— Start SUPPLIED ENTRIES —

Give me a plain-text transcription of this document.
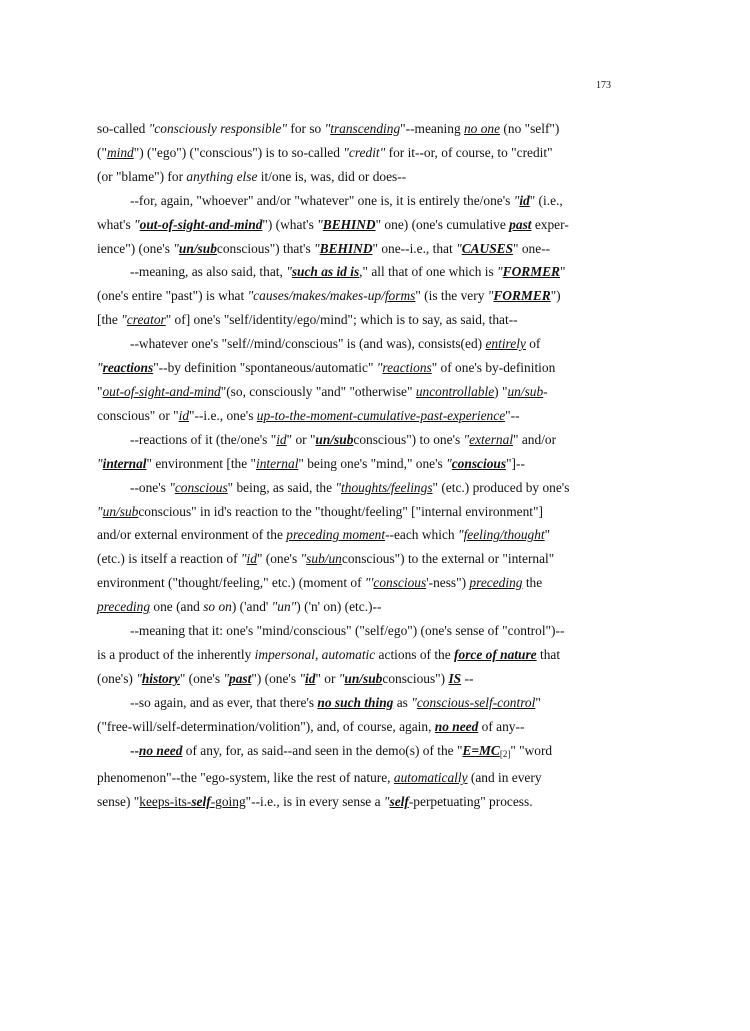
173
so-called "consciously responsible" for so "transcending"--meaning no one (no "self")
("mind") ("ego") ("conscious") is to so-called "credit" for it--or, of course, to "credit"
(or "blame") for anything else it/one is, was, did or does--
--for, again, "whoever" and/or "whatever" one is, it is entirely the/one's "id" (i.e.,
what's "out-of-sight-and-mind") (what's "BEHIND" one) (one's cumulative past exper-
ience") (one's "un/subconscious") that's "BEHIND" one--i.e., that "CAUSES" one--
--meaning, as also said, that, "such as id is," all that of one which is "FORMER"
(one's entire "past") is what "causes/makes/makes-up/forms" (is the very "FORMER")
[the "creator" of] one's "self/identity/ego/mind"; which is to say, as said, that--
--whatever one's "self//mind/conscious" is (and was), consists(ed) entirely of
"reactions"--by definition "spontaneous/automatic" "reactions" of one's by-definition
"out-of-sight-and-mind"(so, consciously "and" "otherwise" uncontrollable) "un/sub-
conscious" or "id"--i.e., one's up-to-the-moment-cumulative-past-experience"--
--reactions of it (the/one's "id" or "un/subconscious") to one's "external" and/or
"internal" environment [the "internal" being one's "mind," one's "conscious"]--
--one's "conscious" being, as said, the "thoughts/feelings" (etc.) produced by one's
"un/subconscious" in id's reaction to the "thought/feeling" ["internal environment"]
and/or external environment of the preceding moment--each which "feeling/thought"
(etc.) is itself a reaction of "id" (one's "sub/unconscious") to the external or "internal"
environment ("thought/feeling," etc.) (moment of "'conscious'-ness") preceding the
preceding one (and so on) ('and' "un") ('n' on) (etc.)--
--meaning that it: one's "mind/conscious" ("self/ego") (one's sense of "control")--
is a product of the inherently impersonal, automatic actions of the force of nature that
(one's) "history" (one's "past") (one's "id" or "un/subconscious") IS --
--so again, and as ever, that there's no such thing as "conscious-self-control"
("free-will/self-determination/volition"), and, of course, again, no need of any--
--no need of any, for, as said--and seen in the demo(s) of the "$E=MC_{[2]}$" "word
phenomenon"--the "ego-system, like the rest of nature, automatically (and in every
sense) "keeps-its-self-going"--i.e., is in every sense a "self-perpetuating" process.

— End SUPPLIED ENTRIES —

● WHAT THE TASK REQUIRES:
Repeat the lines above exactly, and keep every picture out.

● RESPONSE:
Give me a plain-text transcription of this document.
173
so-called "consciously responsible" for so "transcending"--meaning no one (no "self")
("mind") ("ego") ("conscious") is to so-called "credit" for it--or, of course, to "credit"
(or "blame") for anything else it/one is, was, did or does--
--for, again, "whoever" and/or "whatever" one is, it is entirely the/one's "id" (i.e.,
what's "out-of-sight-and-mind") (what's "BEHIND" one) (one's cumulative past exper-
ience") (one's "un/subconscious") that's "BEHIND" one--i.e., that "CAUSES" one--
--meaning, as also said, that, "such as id is," all that of one which is "FORMER"
(one's entire "past") is what "causes/makes/makes-up/forms" (is the very "FORMER")
[the "creator" of] one's "self/identity/ego/mind"; which is to say, as said, that--
--whatever one's "self//mind/conscious" is (and was), consists(ed) entirely of
"reactions"--by definition "spontaneous/automatic" "reactions" of one's by-definition
"out-of-sight-and-mind"(so, consciously "and" "otherwise" uncontrollable) "un/sub-
conscious" or "id"--i.e., one's up-to-the-moment-cumulative-past-experience"--
--reactions of it (the/one's "id" or "un/subconscious") to one's "external" and/or
"internal" environment [the "internal" being one's "mind," one's "conscious"]--
--one's "conscious" being, as said, the "thoughts/feelings" (etc.) produced by one's
"un/subconscious" in id's reaction to the "thought/feeling" ["internal environment"]
and/or external environment of the preceding moment--each which "feeling/thought"
(etc.) is itself a reaction of "id" (one's "sub/unconscious") to the external or "internal"
environment ("thought/feeling," etc.) (moment of "'conscious'-ness") preceding the
preceding one (and so on) ('and' "un") ('n' on) (etc.)--
--meaning that it: one's "mind/conscious" ("self/ego") (one's sense of "control")--
is a product of the inherently impersonal, automatic actions of the force of nature that
(one's) "history" (one's "past") (one's "id" or "un/subconscious") IS --
--so again, and as ever, that there's no such thing as "conscious-self-control"
("free-will/self-determination/volition"), and, of course, again, no need of any--
--no need of any, for, as said--and seen in the demo(s) of the "$E=MC_{[2]}$" "word
phenomenon"--the "ego-system, like the rest of nature, automatically (and in every
sense) "keeps-its-self-going"--i.e., is in every sense a "self-perpetuating" process.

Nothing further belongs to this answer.